:: Objective ::
Repeat the material exactly, every line of it.

:: Listed entries ::
begin

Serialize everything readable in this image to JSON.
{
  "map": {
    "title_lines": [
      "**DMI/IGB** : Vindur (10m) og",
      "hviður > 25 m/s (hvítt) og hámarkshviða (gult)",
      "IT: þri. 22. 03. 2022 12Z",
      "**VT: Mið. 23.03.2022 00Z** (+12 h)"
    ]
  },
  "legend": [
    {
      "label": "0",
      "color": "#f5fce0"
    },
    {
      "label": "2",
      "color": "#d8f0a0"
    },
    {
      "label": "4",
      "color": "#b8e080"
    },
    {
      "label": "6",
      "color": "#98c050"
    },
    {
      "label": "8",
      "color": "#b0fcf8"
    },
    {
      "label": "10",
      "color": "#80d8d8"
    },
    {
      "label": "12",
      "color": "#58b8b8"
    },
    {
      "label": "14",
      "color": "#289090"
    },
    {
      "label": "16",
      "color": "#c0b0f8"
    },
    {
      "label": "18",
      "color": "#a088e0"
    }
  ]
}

end

:: Full answer ::
Serialize everything readable in this image to JSON.
{
  "map": {
    "title_lines": [
      "**DMI/IGB** : Vindur (10m) og",
      "hviður > 25 m/s (hvítt) og hámarkshviða (gult)",
      "IT: þri. 22. 03. 2022 12Z",
      "**VT: Mið. 23.03.2022 00Z** (+12 h)"
    ]
  },
  "legend": [
    {
      "label": "0",
      "color": "#f5fce0"
    },
    {
      "label": "2",
      "color": "#d8f0a0"
    },
    {
      "label": "4",
      "color": "#b8e080"
    },
    {
      "label": "6",
      "color": "#98c050"
    },
    {
      "label": "8",
      "color": "#b0fcf8"
    },
    {
      "label": "10",
      "color": "#80d8d8"
    },
    {
      "label": "12",
      "color": "#58b8b8"
    },
    {
      "label": "14",
      "color": "#289090"
    },
    {
      "label": "16",
      "color": "#c0b0f8"
    },
    {
      "label": "18",
      "color": "#a088e0"
    }
  ]
}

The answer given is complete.